--- begin ---
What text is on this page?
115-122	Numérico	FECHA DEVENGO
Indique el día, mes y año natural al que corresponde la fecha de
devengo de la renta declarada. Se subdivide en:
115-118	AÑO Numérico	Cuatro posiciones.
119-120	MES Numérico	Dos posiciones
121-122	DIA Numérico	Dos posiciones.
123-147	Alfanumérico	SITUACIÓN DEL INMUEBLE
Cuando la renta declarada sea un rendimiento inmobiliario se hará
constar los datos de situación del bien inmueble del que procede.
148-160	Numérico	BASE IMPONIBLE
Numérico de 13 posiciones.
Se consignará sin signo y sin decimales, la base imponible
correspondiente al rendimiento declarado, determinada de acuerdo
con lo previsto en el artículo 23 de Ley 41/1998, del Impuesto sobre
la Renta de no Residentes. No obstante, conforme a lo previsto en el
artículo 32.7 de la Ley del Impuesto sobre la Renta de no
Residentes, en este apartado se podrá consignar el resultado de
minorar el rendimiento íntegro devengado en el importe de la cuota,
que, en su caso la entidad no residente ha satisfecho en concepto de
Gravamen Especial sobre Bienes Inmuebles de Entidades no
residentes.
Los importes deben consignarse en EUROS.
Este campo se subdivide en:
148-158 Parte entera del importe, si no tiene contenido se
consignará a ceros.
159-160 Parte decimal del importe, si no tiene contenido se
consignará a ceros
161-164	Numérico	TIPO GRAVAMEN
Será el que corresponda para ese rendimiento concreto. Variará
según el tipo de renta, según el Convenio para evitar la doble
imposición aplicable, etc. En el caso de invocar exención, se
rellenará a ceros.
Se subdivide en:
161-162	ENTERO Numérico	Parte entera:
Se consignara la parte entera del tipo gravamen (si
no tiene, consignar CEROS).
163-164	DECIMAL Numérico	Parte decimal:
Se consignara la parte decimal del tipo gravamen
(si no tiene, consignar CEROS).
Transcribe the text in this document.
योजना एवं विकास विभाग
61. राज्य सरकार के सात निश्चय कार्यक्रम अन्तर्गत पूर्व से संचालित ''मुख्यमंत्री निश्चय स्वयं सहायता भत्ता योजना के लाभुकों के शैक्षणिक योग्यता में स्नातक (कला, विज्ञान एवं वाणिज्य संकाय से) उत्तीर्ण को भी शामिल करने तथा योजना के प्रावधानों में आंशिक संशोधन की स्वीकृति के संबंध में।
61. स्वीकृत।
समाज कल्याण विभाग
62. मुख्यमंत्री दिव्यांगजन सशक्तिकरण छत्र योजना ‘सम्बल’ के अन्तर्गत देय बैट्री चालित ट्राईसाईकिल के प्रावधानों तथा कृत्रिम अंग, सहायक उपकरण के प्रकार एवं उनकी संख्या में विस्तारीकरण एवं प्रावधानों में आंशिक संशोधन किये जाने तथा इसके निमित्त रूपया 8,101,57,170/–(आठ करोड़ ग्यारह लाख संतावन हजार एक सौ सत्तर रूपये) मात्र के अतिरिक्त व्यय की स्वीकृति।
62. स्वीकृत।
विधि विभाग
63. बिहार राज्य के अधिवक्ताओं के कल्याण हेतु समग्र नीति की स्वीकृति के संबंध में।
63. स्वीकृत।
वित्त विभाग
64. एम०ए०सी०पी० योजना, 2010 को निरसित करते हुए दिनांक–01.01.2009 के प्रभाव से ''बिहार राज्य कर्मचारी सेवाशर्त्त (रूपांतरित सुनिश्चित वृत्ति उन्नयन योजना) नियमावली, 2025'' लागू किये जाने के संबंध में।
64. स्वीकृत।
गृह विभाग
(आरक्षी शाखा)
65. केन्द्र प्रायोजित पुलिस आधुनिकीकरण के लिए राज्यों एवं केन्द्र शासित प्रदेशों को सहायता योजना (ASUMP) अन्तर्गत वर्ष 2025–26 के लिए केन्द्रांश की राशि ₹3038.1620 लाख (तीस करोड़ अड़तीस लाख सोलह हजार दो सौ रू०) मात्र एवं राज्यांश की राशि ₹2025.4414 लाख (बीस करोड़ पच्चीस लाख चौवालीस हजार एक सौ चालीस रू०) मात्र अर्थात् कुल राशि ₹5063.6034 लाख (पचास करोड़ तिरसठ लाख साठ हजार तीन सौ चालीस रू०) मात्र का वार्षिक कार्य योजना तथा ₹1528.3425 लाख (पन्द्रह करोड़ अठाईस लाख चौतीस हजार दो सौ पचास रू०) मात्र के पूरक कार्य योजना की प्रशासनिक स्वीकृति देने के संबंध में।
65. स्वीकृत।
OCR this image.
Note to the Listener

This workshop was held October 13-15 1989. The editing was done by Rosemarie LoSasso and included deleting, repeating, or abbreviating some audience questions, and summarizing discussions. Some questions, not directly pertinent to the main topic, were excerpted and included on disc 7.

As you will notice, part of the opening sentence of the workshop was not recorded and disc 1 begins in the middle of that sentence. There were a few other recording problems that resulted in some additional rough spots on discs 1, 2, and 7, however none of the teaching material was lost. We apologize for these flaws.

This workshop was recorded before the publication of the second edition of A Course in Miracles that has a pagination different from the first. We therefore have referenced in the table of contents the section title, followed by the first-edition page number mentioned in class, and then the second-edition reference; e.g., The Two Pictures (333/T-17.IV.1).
--- end ---
> _Goal_
Locate the word "subdivide" in the records and collect each line it appears in.

> _Correct result_
devengo de la renta declarada. Se subdivide en:
Este campo se subdivide en:
Se subdivide en:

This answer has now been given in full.